Figure record listings:
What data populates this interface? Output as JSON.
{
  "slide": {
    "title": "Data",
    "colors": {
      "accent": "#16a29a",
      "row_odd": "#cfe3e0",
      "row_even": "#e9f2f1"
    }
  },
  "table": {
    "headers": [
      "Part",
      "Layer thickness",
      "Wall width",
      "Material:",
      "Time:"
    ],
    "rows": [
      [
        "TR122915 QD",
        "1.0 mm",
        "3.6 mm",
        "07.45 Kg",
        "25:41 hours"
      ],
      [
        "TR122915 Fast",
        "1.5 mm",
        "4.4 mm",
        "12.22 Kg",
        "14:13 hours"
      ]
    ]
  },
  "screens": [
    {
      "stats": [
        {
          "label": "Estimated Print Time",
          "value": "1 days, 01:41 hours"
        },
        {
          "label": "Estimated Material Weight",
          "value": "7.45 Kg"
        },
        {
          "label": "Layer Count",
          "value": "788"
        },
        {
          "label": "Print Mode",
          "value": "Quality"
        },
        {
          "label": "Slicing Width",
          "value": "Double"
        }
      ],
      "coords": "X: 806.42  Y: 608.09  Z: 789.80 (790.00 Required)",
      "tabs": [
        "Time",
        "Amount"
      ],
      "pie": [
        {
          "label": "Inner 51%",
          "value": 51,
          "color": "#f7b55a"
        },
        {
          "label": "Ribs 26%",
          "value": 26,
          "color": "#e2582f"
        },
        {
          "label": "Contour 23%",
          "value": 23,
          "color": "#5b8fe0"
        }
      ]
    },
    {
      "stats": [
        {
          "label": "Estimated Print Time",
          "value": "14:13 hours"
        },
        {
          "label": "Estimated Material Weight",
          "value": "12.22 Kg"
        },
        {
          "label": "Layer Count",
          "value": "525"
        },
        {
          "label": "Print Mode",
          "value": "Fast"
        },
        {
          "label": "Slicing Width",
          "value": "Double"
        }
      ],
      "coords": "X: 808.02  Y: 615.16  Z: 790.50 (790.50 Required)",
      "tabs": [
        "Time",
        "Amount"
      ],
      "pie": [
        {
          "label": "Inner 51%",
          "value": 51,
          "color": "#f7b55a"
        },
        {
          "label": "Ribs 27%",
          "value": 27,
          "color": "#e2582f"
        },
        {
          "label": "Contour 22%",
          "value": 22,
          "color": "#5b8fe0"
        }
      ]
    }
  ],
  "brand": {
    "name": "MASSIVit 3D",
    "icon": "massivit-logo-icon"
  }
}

▶ WORK INSTRUCTIONS
Repeat all of the entries exactly.

▶ TASK RESPONSE
What data populates this interface? Output as JSON.
{
  "slide": {
    "title": "Data",
    "colors": {
      "accent": "#16a29a",
      "row_odd": "#cfe3e0",
      "row_even": "#e9f2f1"
    }
  },
  "table": {
    "headers": [
      "Part",
      "Layer thickness",
      "Wall width",
      "Material:",
      "Time:"
    ],
    "rows": [
      [
        "TR122915 QD",
        "1.0 mm",
        "3.6 mm",
        "07.45 Kg",
        "25:41 hours"
      ],
      [
        "TR122915 Fast",
        "1.5 mm",
        "4.4 mm",
        "12.22 Kg",
        "14:13 hours"
      ]
    ]
  },
  "screens": [
    {
      "stats": [
        {
          "label": "Estimated Print Time",
          "value": "1 days, 01:41 hours"
        },
        {
          "label": "Estimated Material Weight",
          "value": "7.45 Kg"
        },
        {
          "label": "Layer Count",
          "value": "788"
        },
        {
          "label": "Print Mode",
          "value": "Quality"
        },
        {
          "label": "Slicing Width",
          "value": "Double"
        }
      ],
      "coords": "X: 806.42  Y: 608.09  Z: 789.80 (790.00 Required)",
      "tabs": [
        "Time",
        "Amount"
      ],
      "pie": [
        {
          "label": "Inner 51%",
          "value": 51,
          "color": "#f7b55a"
        },
        {
          "label": "Ribs 26%",
          "value": 26,
          "color": "#e2582f"
        },
        {
          "label": "Contour 23%",
          "value": 23,
          "color": "#5b8fe0"
        }
      ]
    },
    {
      "stats": [
        {
          "label": "Estimated Print Time",
          "value": "14:13 hours"
        },
        {
          "label": "Estimated Material Weight",
          "value": "12.22 Kg"
        },
        {
          "label": "Layer Count",
          "value": "525"
        },
        {
          "label": "Print Mode",
          "value": "Fast"
        },
        {
          "label": "Slicing Width",
          "value": "Double"
        }
      ],
      "coords": "X: 808.02  Y: 615.16  Z: 790.50 (790.50 Required)",
      "tabs": [
        "Time",
        "Amount"
      ],
      "pie": [
        {
          "label": "Inner 51%",
          "value": 51,
          "color": "#f7b55a"
        },
        {
          "label": "Ribs 27%",
          "value": 27,
          "color": "#e2582f"
        },
        {
          "label": "Contour 22%",
          "value": 22,
          "color": "#5b8fe0"
        }
      ]
    }
  ],
  "brand": {
    "name": "MASSIVit 3D",
    "icon": "massivit-logo-icon"
  }
}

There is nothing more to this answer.